Given instruction | All the data should be repeated exactly. Any image in it is left out.
=-=-=
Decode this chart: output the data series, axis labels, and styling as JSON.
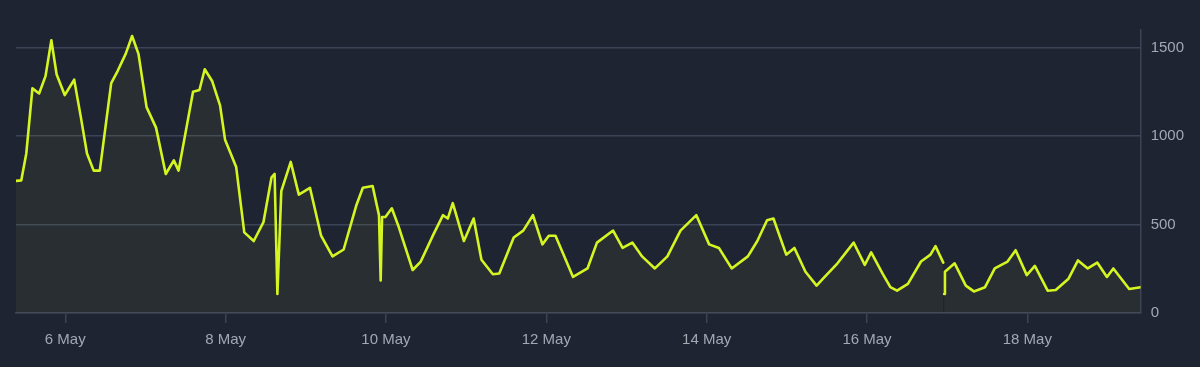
{
  "chart_data": {
    "type": "area",
    "x": [
      "--05-05T09:15",
      "--05-05T10:50",
      "--05-05T12:20",
      "--05-05T14:10",
      "--05-05T16:10",
      "--05-05T18:05",
      "--05-05T19:50",
      "--05-05T21:25",
      "--05-05T23:50",
      "--05-06T02:40",
      "--05-06T04:35",
      "--05-06T06:30",
      "--05-06T08:30",
      "--05-06T10:20",
      "--05-06T13:45",
      "--05-06T15:40",
      "--05-06T18:05",
      "--05-06T20:00",
      "--05-06T21:55",
      "--05-07T00:20",
      "--05-07T03:10",
      "--05-07T06:05",
      "--05-07T08:30",
      "--05-07T09:55",
      "--05-07T14:15",
      "--05-07T16:10",
      "--05-07T17:45",
      "--05-07T20:00",
      "--05-07T22:20",
      "--05-07T23:50",
      "--05-08T03:10",
      "--05-08T05:35",
      "--05-08T08:25",
      "--05-08T11:20",
      "--05-08T13:45",
      "--05-08T14:40",
      "--05-08T15:30",
      "--05-08T16:40",
      "--05-08T19:30",
      "--05-08T21:55",
      "--05-09T01:15",
      "--05-09T04:35",
      "--05-09T08:00",
      "--05-09T11:20",
      "--05-09T15:10",
      "--05-09T17:05",
      "--05-09T20:00",
      "--05-09T21:55",
      "--05-09T22:25",
      "--05-09T22:50",
      "--05-09T23:50",
      "--05-10T01:45",
      "--05-10T03:40",
      "--05-10T08:00",
      "--05-10T10:25",
      "--05-10T14:15",
      "--05-10T17:05",
      "--05-10T18:30",
      "--05-10T20:00",
      "--05-10T23:20",
      "--05-11T02:15",
      "--05-11T04:35",
      "--05-11T08:00",
      "--05-11T09:55",
      "--05-11T14:15",
      "--05-11T17:05",
      "--05-11T20:00",
      "--05-11T22:50",
      "--05-12T00:45",
      "--05-12T02:45",
      "--05-12T08:00",
      "--05-12T12:20",
      "--05-12T15:10",
      "--05-12T20:00",
      "--05-12T22:50",
      "--05-13T01:45",
      "--05-13T04:40",
      "--05-13T08:30",
      "--05-13T12:15",
      "--05-13T16:10",
      "--05-13T20:55",
      "--05-14T00:45",
      "--05-14T03:40",
      "--05-14T07:30",
      "--05-14T12:20",
      "--05-14T15:10",
      "--05-14T18:05",
      "--05-14T20:00",
      "--05-14T23:50",
      "--05-15T02:15",
      "--05-15T05:35",
      "--05-15T08:55",
      "--05-15T10:50",
      "--05-15T15:10",
      "--05-15T20:00",
      "--05-15T23:20",
      "--05-16T01:15",
      "--05-16T04:40",
      "--05-16T07:00",
      "--05-16T09:00",
      "--05-16T12:15",
      "--05-16T16:10",
      "--05-16T19:00",
      "--05-16T20:30",
      "--05-16T22:50",
      "--05-16T22:58",
      "--05-16T23:05",
      "--05-16T23:20",
      "--05-17T02:15",
      "--05-17T05:35",
      "--05-17T08:00",
      "--05-17T11:20",
      "--05-17T14:15",
      "--05-17T18:05",
      "--05-17T20:30",
      "--05-17T23:50",
      "--05-18T02:15",
      "--05-18T06:05",
      "--05-18T08:30",
      "--05-18T12:20",
      "--05-18T15:10",
      "--05-18T18:05",
      "--05-18T20:55",
      "--05-18T23:50",
      "--05-19T01:45",
      "--05-19T06:30",
      "--05-19T09:55"
    ],
    "series": [
      {
        "color": "#d4f522",
        "values": [
          747,
          750,
          902,
          1270,
          1241,
          1339,
          1542,
          1348,
          1232,
          1319,
          1116,
          902,
          805,
          805,
          1300,
          1368,
          1465,
          1566,
          1465,
          1164,
          1048,
          786,
          863,
          805,
          1251,
          1261,
          1378,
          1310,
          1174,
          980,
          825,
          456,
          407,
          514,
          767,
          786,
          107,
          689,
          854,
          669,
          708,
          437,
          320,
          359,
          611,
          708,
          718,
          553,
          184,
          543,
          543,
          592,
          495,
          243,
          291,
          446,
          553,
          534,
          621,
          407,
          534,
          301,
          219,
          223,
          427,
          466,
          553,
          388,
          437,
          437,
          204,
          252,
          398,
          466,
          368,
          398,
          320,
          252,
          320,
          466,
          553,
          388,
          368,
          252,
          320,
          407,
          524,
          534,
          330,
          368,
          233,
          155,
          194,
          281,
          398,
          272,
          343,
          223,
          146,
          126,
          165,
          291,
          330,
          378,
          285,
          null,
          107,
          233,
          281,
          155,
          122,
          146,
          252,
          291,
          355,
          214,
          266,
          126,
          130,
          194,
          297,
          252,
          285,
          204,
          252,
          136,
          146
        ]
      }
    ],
    "xlim": [
      "--05-05T09:15",
      "--05-19T09:55"
    ],
    "xticks": [
      {
        "value": "--05-06",
        "label": "6 May"
      },
      {
        "value": "--05-08",
        "label": "8 May"
      },
      {
        "value": "--05-10",
        "label": "10 May"
      },
      {
        "value": "--05-12",
        "label": "12 May"
      },
      {
        "value": "--05-14",
        "label": "14 May"
      },
      {
        "value": "--05-16",
        "label": "16 May"
      },
      {
        "value": "--05-18",
        "label": "18 May"
      }
    ],
    "ylim": [
      0,
      1600
    ],
    "yticks": [
      0,
      500,
      1000,
      1500
    ],
    "grid": "y",
    "legend": false,
    "marker": "none",
    "line_style": "solid"
  }
}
=-=-=
Solution |
Decode this chart: output the data series, axis labels, and styling as JSON.
{
  "chart_data": {
    "type": "area",
    "x": [
      "--05-05T09:15",
      "--05-05T10:50",
      "--05-05T12:20",
      "--05-05T14:10",
      "--05-05T16:10",
      "--05-05T18:05",
      "--05-05T19:50",
      "--05-05T21:25",
      "--05-05T23:50",
      "--05-06T02:40",
      "--05-06T04:35",
      "--05-06T06:30",
      "--05-06T08:30",
      "--05-06T10:20",
      "--05-06T13:45",
      "--05-06T15:40",
      "--05-06T18:05",
      "--05-06T20:00",
      "--05-06T21:55",
      "--05-07T00:20",
      "--05-07T03:10",
      "--05-07T06:05",
      "--05-07T08:30",
      "--05-07T09:55",
      "--05-07T14:15",
      "--05-07T16:10",
      "--05-07T17:45",
      "--05-07T20:00",
      "--05-07T22:20",
      "--05-07T23:50",
      "--05-08T03:10",
      "--05-08T05:35",
      "--05-08T08:25",
      "--05-08T11:20",
      "--05-08T13:45",
      "--05-08T14:40",
      "--05-08T15:30",
      "--05-08T16:40",
      "--05-08T19:30",
      "--05-08T21:55",
      "--05-09T01:15",
      "--05-09T04:35",
      "--05-09T08:00",
      "--05-09T11:20",
      "--05-09T15:10",
      "--05-09T17:05",
      "--05-09T20:00",
      "--05-09T21:55",
      "--05-09T22:25",
      "--05-09T22:50",
      "--05-09T23:50",
      "--05-10T01:45",
      "--05-10T03:40",
      "--05-10T08:00",
      "--05-10T10:25",
      "--05-10T14:15",
      "--05-10T17:05",
      "--05-10T18:30",
      "--05-10T20:00",
      "--05-10T23:20",
      "--05-11T02:15",
      "--05-11T04:35",
      "--05-11T08:00",
      "--05-11T09:55",
      "--05-11T14:15",
      "--05-11T17:05",
      "--05-11T20:00",
      "--05-11T22:50",
      "--05-12T00:45",
      "--05-12T02:45",
      "--05-12T08:00",
      "--05-12T12:20",
      "--05-12T15:10",
      "--05-12T20:00",
      "--05-12T22:50",
      "--05-13T01:45",
      "--05-13T04:40",
      "--05-13T08:30",
      "--05-13T12:15",
      "--05-13T16:10",
      "--05-13T20:55",
      "--05-14T00:45",
      "--05-14T03:40",
      "--05-14T07:30",
      "--05-14T12:20",
      "--05-14T15:10",
      "--05-14T18:05",
      "--05-14T20:00",
      "--05-14T23:50",
      "--05-15T02:15",
      "--05-15T05:35",
      "--05-15T08:55",
      "--05-15T10:50",
      "--05-15T15:10",
      "--05-15T20:00",
      "--05-15T23:20",
      "--05-16T01:15",
      "--05-16T04:40",
      "--05-16T07:00",
      "--05-16T09:00",
      "--05-16T12:15",
      "--05-16T16:10",
      "--05-16T19:00",
      "--05-16T20:30",
      "--05-16T22:50",
      "--05-16T22:58",
      "--05-16T23:05",
      "--05-16T23:20",
      "--05-17T02:15",
      "--05-17T05:35",
      "--05-17T08:00",
      "--05-17T11:20",
      "--05-17T14:15",
      "--05-17T18:05",
      "--05-17T20:30",
      "--05-17T23:50",
      "--05-18T02:15",
      "--05-18T06:05",
      "--05-18T08:30",
      "--05-18T12:20",
      "--05-18T15:10",
      "--05-18T18:05",
      "--05-18T20:55",
      "--05-18T23:50",
      "--05-19T01:45",
      "--05-19T06:30",
      "--05-19T09:55"
    ],
    "series": [
      {
        "color": "#d4f522",
        "values": [
          747,
          750,
          902,
          1270,
          1241,
          1339,
          1542,
          1348,
          1232,
          1319,
          1116,
          902,
          805,
          805,
          1300,
          1368,
          1465,
          1566,
          1465,
          1164,
          1048,
          786,
          863,
          805,
          1251,
          1261,
          1378,
          1310,
          1174,
          980,
          825,
          456,
          407,
          514,
          767,
          786,
          107,
          689,
          854,
          669,
          708,
          437,
          320,
          359,
          611,
          708,
          718,
          553,
          184,
          543,
          543,
          592,
          495,
          243,
          291,
          446,
          553,
          534,
          621,
          407,
          534,
          301,
          219,
          223,
          427,
          466,
          553,
          388,
          437,
          437,
          204,
          252,
          398,
          466,
          368,
          398,
          320,
          252,
          320,
          466,
          553,
          388,
          368,
          252,
          320,
          407,
          524,
          534,
          330,
          368,
          233,
          155,
          194,
          281,
          398,
          272,
          343,
          223,
          146,
          126,
          165,
          291,
          330,
          378,
          285,
          null,
          107,
          233,
          281,
          155,
          122,
          146,
          252,
          291,
          355,
          214,
          266,
          126,
          130,
          194,
          297,
          252,
          285,
          204,
          252,
          136,
          146
        ]
      }
    ],
    "xlim": [
      "--05-05T09:15",
      "--05-19T09:55"
    ],
    "xticks": [
      {
        "value": "--05-06",
        "label": "6 May"
      },
      {
        "value": "--05-08",
        "label": "8 May"
      },
      {
        "value": "--05-10",
        "label": "10 May"
      },
      {
        "value": "--05-12",
        "label": "12 May"
      },
      {
        "value": "--05-14",
        "label": "14 May"
      },
      {
        "value": "--05-16",
        "label": "16 May"
      },
      {
        "value": "--05-18",
        "label": "18 May"
      }
    ],
    "ylim": [
      0,
      1600
    ],
    "yticks": [
      0,
      500,
      1000,
      1500
    ],
    "grid": "y",
    "legend": false,
    "marker": "none",
    "line_style": "solid"
  }
}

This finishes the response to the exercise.